Chart and figure data:

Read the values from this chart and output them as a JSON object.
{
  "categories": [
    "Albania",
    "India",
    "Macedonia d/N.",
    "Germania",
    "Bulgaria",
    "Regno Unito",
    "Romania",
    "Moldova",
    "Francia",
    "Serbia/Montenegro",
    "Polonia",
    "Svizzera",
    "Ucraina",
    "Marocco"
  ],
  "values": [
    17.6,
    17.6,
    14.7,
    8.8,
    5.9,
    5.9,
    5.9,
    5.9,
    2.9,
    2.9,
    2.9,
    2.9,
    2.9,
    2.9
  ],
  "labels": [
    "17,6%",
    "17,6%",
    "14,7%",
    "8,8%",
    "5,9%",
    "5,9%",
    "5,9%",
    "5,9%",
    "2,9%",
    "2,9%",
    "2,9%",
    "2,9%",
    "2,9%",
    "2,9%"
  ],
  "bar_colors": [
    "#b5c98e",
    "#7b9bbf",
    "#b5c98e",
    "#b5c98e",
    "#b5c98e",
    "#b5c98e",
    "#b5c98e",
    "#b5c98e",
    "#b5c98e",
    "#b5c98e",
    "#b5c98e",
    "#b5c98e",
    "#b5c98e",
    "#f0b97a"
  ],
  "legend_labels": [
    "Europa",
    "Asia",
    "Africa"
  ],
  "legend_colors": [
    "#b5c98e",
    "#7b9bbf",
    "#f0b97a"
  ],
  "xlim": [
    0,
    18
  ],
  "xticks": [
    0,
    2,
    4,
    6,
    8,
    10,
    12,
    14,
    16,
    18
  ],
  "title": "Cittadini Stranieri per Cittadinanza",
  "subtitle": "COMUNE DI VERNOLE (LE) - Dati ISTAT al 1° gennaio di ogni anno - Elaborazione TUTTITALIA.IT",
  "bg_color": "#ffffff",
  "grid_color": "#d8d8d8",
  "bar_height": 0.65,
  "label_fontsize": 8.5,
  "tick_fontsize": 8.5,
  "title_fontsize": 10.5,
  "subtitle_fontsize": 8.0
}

* _Aim_
Return the listing above in its exact form.

* _Answer to the exercise_
Read the values from this chart and output them as a JSON object.
{
  "categories": [
    "Albania",
    "India",
    "Macedonia d/N.",
    "Germania",
    "Bulgaria",
    "Regno Unito",
    "Romania",
    "Moldova",
    "Francia",
    "Serbia/Montenegro",
    "Polonia",
    "Svizzera",
    "Ucraina",
    "Marocco"
  ],
  "values": [
    17.6,
    17.6,
    14.7,
    8.8,
    5.9,
    5.9,
    5.9,
    5.9,
    2.9,
    2.9,
    2.9,
    2.9,
    2.9,
    2.9
  ],
  "labels": [
    "17,6%",
    "17,6%",
    "14,7%",
    "8,8%",
    "5,9%",
    "5,9%",
    "5,9%",
    "5,9%",
    "2,9%",
    "2,9%",
    "2,9%",
    "2,9%",
    "2,9%",
    "2,9%"
  ],
  "bar_colors": [
    "#b5c98e",
    "#7b9bbf",
    "#b5c98e",
    "#b5c98e",
    "#b5c98e",
    "#b5c98e",
    "#b5c98e",
    "#b5c98e",
    "#b5c98e",
    "#b5c98e",
    "#b5c98e",
    "#b5c98e",
    "#b5c98e",
    "#f0b97a"
  ],
  "legend_labels": [
    "Europa",
    "Asia",
    "Africa"
  ],
  "legend_colors": [
    "#b5c98e",
    "#7b9bbf",
    "#f0b97a"
  ],
  "xlim": [
    0,
    18
  ],
  "xticks": [
    0,
    2,
    4,
    6,
    8,
    10,
    12,
    14,
    16,
    18
  ],
  "title": "Cittadini Stranieri per Cittadinanza",
  "subtitle": "COMUNE DI VERNOLE (LE) - Dati ISTAT al 1° gennaio di ogni anno - Elaborazione TUTTITALIA.IT",
  "bg_color": "#ffffff",
  "grid_color": "#d8d8d8",
  "bar_height": 0.65,
  "label_fontsize": 8.5,
  "tick_fontsize": 8.5,
  "title_fontsize": 10.5,
  "subtitle_fontsize": 8.0
}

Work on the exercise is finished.